:: Stored records ::

■ ■ ■

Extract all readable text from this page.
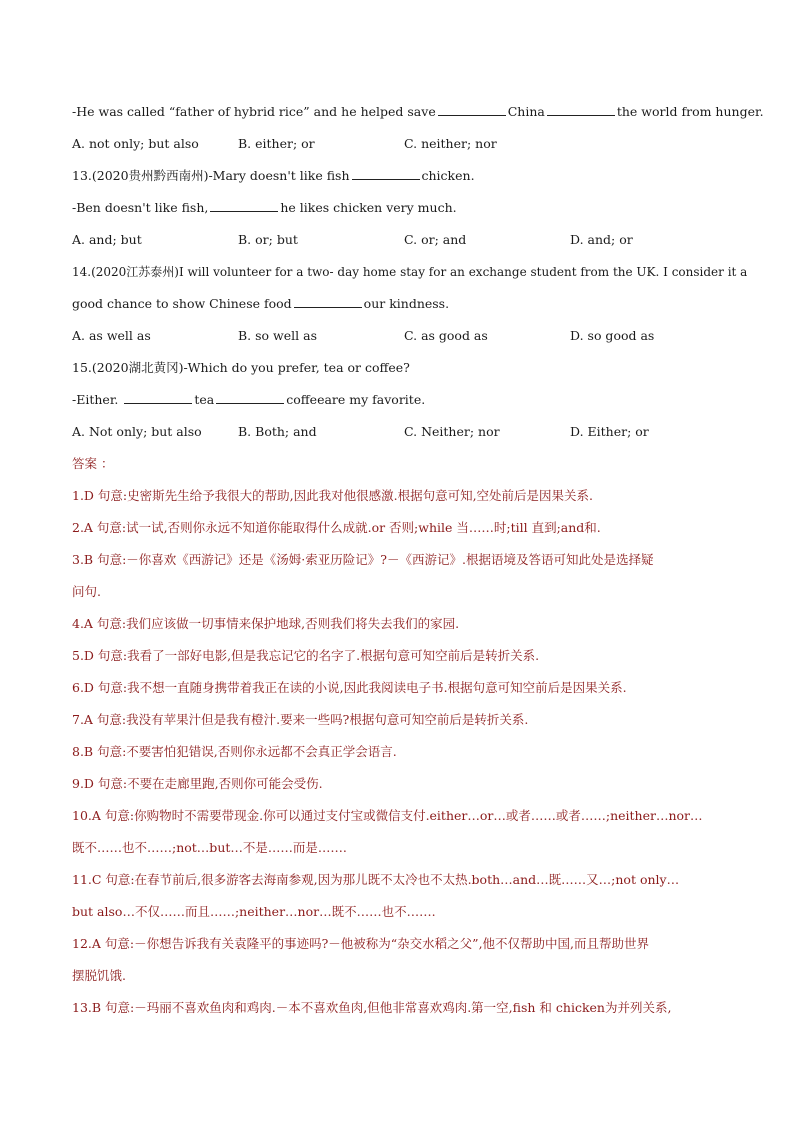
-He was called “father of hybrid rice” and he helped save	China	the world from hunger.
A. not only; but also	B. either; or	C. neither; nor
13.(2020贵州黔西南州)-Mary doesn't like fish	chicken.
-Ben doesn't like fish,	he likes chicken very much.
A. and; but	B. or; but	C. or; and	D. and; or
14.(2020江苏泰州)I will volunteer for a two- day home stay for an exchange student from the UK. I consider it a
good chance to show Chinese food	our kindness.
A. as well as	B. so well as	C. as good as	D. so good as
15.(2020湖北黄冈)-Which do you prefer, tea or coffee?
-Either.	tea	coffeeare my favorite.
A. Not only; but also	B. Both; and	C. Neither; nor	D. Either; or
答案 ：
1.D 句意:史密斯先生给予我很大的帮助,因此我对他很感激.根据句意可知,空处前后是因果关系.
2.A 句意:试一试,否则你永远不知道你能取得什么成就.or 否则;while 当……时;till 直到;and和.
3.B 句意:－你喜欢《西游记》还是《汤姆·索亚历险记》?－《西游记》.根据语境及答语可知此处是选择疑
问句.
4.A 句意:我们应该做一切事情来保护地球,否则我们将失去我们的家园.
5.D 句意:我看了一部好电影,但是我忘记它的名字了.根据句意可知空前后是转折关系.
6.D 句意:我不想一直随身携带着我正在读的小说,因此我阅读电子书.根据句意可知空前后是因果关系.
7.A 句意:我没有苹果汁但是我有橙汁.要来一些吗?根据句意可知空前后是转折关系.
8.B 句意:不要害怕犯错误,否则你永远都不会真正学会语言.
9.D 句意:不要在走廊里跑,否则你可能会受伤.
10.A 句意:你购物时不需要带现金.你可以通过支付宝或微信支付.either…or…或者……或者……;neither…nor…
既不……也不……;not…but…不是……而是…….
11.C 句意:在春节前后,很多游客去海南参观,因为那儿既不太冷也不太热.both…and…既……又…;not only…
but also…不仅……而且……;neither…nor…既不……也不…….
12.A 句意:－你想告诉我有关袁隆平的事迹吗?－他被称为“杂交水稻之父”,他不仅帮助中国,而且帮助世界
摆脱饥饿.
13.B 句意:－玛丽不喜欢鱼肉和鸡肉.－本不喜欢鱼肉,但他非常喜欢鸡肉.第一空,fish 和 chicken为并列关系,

■ ■ ■

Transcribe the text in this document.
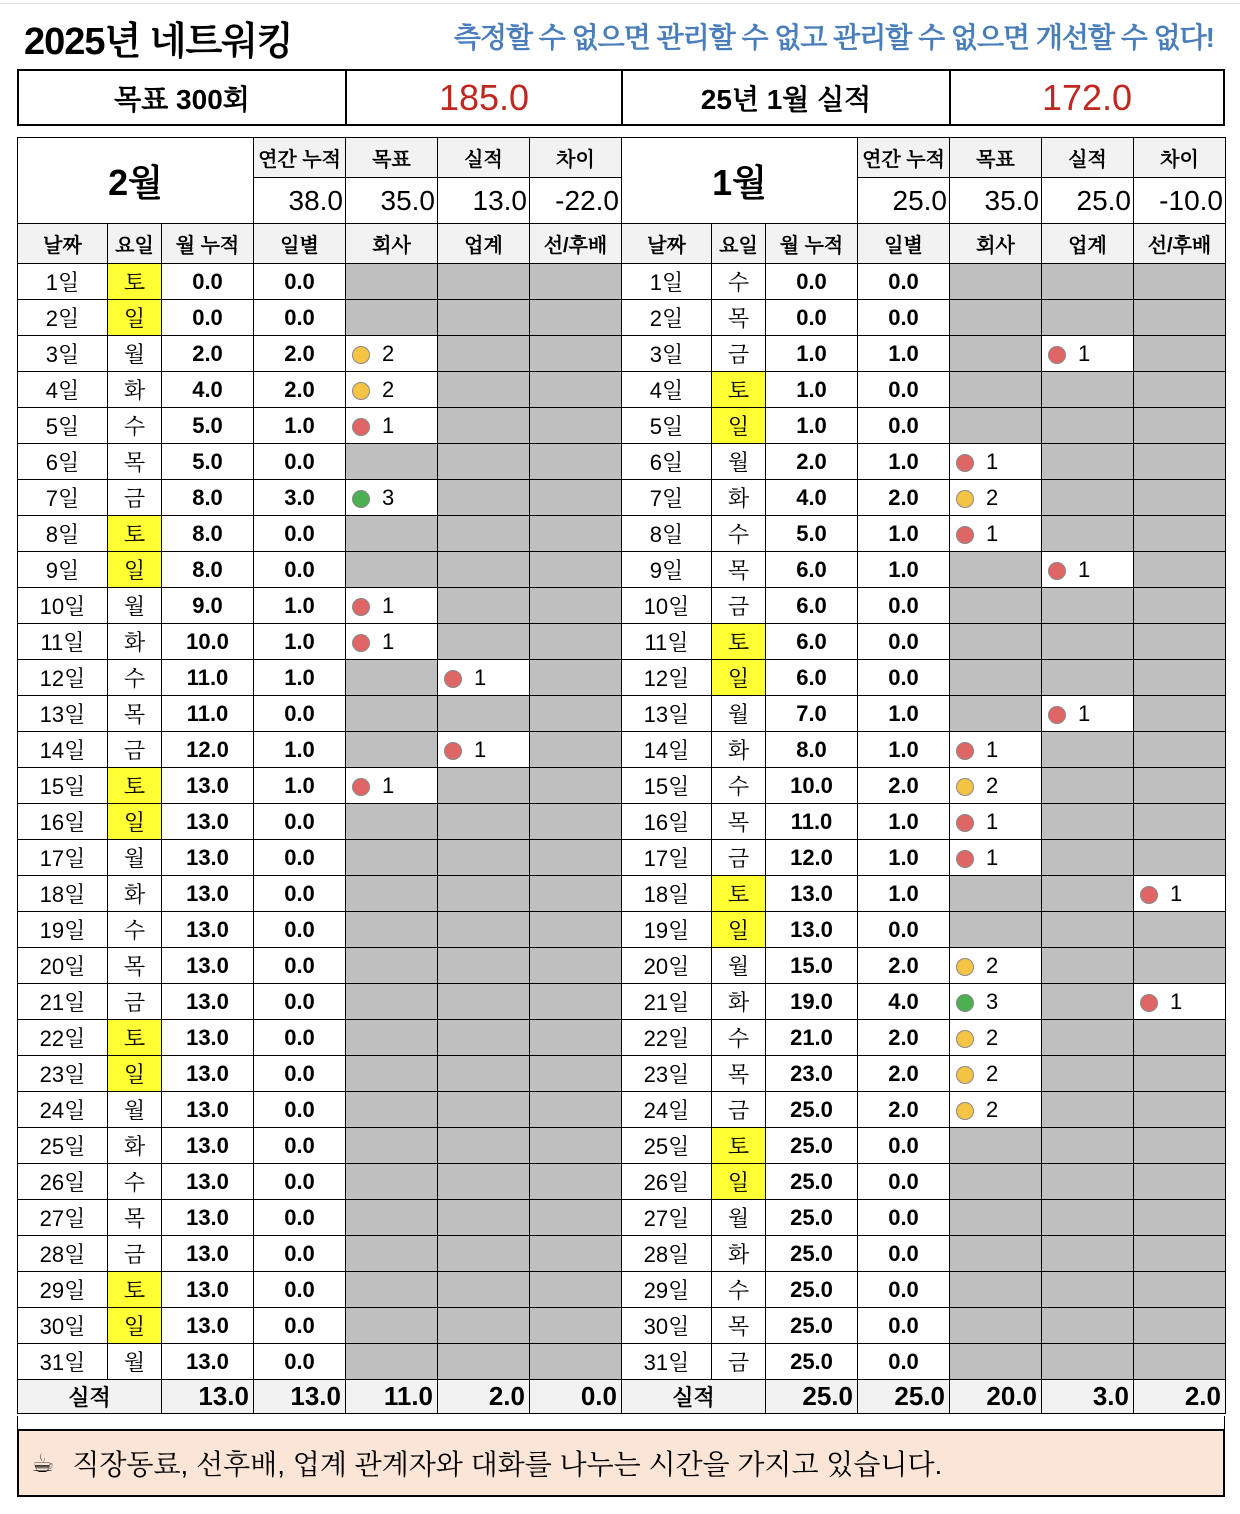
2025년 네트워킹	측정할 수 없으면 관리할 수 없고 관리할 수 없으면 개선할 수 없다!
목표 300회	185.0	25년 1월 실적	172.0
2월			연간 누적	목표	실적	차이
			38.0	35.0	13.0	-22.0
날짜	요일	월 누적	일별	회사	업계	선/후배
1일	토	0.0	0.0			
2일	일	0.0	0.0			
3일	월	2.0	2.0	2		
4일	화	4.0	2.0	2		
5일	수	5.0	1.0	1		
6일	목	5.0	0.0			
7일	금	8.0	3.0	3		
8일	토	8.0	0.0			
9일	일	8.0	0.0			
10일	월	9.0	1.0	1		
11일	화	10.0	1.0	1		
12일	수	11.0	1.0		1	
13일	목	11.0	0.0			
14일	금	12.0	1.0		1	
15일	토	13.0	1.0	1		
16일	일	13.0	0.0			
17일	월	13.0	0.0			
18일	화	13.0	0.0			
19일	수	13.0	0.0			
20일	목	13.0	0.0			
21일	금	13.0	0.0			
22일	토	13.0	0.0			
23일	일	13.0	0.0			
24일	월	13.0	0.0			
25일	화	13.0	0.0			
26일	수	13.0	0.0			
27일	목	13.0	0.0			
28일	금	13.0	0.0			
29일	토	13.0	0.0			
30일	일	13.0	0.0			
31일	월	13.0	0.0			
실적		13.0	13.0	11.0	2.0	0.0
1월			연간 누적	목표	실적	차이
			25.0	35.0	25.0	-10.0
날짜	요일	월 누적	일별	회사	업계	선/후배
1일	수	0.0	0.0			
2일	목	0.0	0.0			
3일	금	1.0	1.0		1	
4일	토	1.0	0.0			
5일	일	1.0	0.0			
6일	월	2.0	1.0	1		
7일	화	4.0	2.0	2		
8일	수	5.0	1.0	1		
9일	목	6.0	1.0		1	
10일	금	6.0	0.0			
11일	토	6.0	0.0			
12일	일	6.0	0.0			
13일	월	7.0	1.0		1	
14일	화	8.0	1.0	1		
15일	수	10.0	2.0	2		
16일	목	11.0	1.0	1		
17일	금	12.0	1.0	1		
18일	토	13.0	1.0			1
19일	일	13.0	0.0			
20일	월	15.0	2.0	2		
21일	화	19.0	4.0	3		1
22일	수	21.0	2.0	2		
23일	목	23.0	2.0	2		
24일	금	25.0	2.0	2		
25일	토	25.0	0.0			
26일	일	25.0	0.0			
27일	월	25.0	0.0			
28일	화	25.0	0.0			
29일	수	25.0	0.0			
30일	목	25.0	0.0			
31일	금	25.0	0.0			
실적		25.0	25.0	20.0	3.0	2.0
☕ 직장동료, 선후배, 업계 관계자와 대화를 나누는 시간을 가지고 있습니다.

■ ■ ■

:: Requirements ::
Gather and copy every line of the data in which the string "text" is found.

:: Finished answer ::
Extract all readable text from this page.
Transcribe the text in this document.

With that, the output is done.